__Job__
Count the rows below that contain the string "plot", matching case exactly, and reply with only that number.

:::

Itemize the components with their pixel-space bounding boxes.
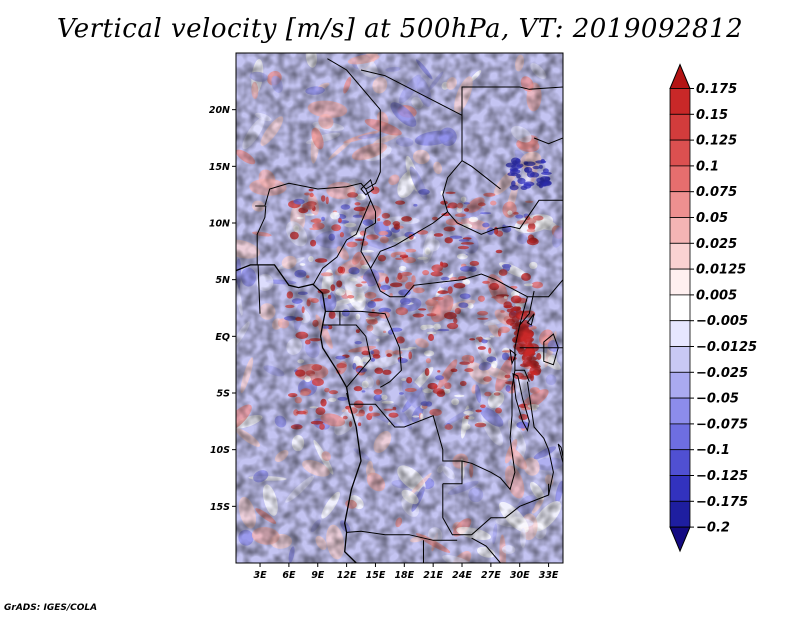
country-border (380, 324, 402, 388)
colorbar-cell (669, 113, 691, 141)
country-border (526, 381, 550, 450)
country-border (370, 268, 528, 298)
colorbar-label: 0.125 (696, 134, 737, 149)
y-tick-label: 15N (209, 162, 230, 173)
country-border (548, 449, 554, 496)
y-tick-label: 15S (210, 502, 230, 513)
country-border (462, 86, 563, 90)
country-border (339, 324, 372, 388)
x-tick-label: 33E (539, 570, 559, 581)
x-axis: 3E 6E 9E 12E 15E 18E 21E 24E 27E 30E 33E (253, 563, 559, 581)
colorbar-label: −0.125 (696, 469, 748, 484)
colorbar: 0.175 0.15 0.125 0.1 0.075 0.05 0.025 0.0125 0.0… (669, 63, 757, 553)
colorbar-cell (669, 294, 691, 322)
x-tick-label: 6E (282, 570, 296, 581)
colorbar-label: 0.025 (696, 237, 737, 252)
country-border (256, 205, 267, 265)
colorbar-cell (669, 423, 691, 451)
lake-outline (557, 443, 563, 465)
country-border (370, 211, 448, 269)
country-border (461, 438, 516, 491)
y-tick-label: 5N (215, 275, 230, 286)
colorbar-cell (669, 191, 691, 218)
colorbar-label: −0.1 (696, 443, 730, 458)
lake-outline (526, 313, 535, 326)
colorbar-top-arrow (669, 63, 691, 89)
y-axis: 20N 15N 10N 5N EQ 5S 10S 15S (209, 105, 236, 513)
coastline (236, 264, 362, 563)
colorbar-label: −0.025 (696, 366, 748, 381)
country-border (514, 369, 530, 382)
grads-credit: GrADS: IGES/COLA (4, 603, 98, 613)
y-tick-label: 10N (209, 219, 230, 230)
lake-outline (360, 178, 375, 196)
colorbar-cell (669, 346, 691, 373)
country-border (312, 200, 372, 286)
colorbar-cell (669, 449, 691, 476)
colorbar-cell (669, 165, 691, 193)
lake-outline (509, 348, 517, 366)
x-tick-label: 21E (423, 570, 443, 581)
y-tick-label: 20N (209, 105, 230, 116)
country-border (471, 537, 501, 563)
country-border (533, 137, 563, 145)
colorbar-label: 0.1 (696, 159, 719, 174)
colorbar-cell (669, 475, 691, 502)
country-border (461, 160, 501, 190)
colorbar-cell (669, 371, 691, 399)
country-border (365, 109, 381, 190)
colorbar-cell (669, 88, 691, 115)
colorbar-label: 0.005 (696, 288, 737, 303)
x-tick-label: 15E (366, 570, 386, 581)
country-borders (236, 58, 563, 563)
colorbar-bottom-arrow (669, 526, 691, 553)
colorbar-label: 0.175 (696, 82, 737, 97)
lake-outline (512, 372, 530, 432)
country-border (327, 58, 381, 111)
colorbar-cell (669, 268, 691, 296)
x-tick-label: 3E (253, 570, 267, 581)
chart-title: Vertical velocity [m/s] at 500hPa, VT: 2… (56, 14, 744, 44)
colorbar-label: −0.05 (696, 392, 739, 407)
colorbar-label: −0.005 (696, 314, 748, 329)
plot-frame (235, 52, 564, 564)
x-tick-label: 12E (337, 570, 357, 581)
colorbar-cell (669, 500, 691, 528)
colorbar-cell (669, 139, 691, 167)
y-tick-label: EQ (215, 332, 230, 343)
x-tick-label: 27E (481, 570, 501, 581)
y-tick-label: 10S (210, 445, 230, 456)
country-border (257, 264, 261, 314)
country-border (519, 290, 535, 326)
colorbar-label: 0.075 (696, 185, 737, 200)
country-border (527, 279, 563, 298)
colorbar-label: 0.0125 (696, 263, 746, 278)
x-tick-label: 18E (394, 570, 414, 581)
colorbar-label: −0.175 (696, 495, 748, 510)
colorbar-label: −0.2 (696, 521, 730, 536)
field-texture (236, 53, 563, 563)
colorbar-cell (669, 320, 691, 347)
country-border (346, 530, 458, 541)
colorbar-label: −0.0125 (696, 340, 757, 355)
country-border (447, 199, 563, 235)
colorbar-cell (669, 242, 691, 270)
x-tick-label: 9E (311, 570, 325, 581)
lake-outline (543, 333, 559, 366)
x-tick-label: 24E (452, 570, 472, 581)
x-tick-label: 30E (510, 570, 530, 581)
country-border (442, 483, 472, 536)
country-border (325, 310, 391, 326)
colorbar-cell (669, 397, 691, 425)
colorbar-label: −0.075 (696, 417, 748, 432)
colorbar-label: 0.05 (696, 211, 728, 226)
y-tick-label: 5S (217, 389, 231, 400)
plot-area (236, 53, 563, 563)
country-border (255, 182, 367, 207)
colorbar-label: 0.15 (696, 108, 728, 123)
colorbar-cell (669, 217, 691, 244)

:::

__Reply to the exercise__
2